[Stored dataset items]
========

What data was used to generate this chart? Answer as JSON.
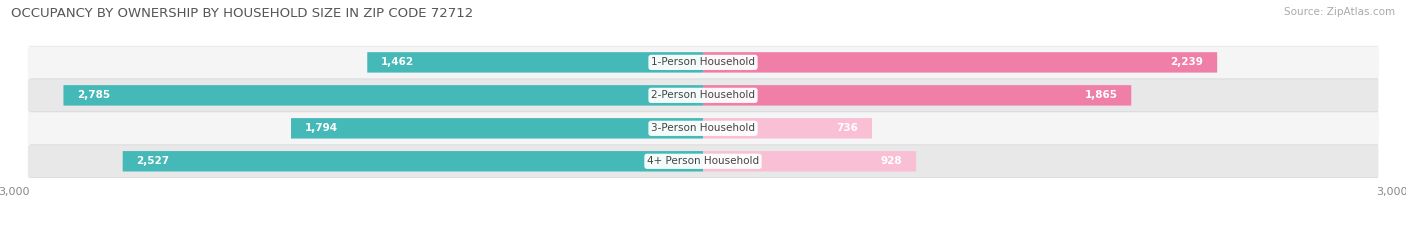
{
  "title": "OCCUPANCY BY OWNERSHIP BY HOUSEHOLD SIZE IN ZIP CODE 72712",
  "source": "Source: ZipAtlas.com",
  "categories": [
    "1-Person Household",
    "2-Person Household",
    "3-Person Household",
    "4+ Person Household"
  ],
  "owner_values": [
    1462,
    2785,
    1794,
    2527
  ],
  "renter_values": [
    2239,
    1865,
    736,
    928
  ],
  "owner_color": "#45b8b8",
  "renter_color": "#f07fa8",
  "renter_light_color": "#f9c0d5",
  "xlim": 3000,
  "title_fontsize": 9.5,
  "source_fontsize": 7.5,
  "label_fontsize": 7.5,
  "tick_fontsize": 8,
  "bar_height": 0.62,
  "background_color": "#ffffff",
  "row_bg_light": "#f5f5f5",
  "row_bg_dark": "#e8e8e8",
  "shadow_color": "#cccccc",
  "value_inside_threshold": 400
}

========

Return the entries unchanged, save for the pictures, which do not belong in the copy.

What data was used to generate this chart? Answer as JSON.
{
  "title": "OCCUPANCY BY OWNERSHIP BY HOUSEHOLD SIZE IN ZIP CODE 72712",
  "source": "Source: ZipAtlas.com",
  "categories": [
    "1-Person Household",
    "2-Person Household",
    "3-Person Household",
    "4+ Person Household"
  ],
  "owner_values": [
    1462,
    2785,
    1794,
    2527
  ],
  "renter_values": [
    2239,
    1865,
    736,
    928
  ],
  "owner_color": "#45b8b8",
  "renter_color": "#f07fa8",
  "renter_light_color": "#f9c0d5",
  "xlim": 3000,
  "title_fontsize": 9.5,
  "source_fontsize": 7.5,
  "label_fontsize": 7.5,
  "tick_fontsize": 8,
  "bar_height": 0.62,
  "background_color": "#ffffff",
  "row_bg_light": "#f5f5f5",
  "row_bg_dark": "#e8e8e8",
  "shadow_color": "#cccccc",
  "value_inside_threshold": 400
}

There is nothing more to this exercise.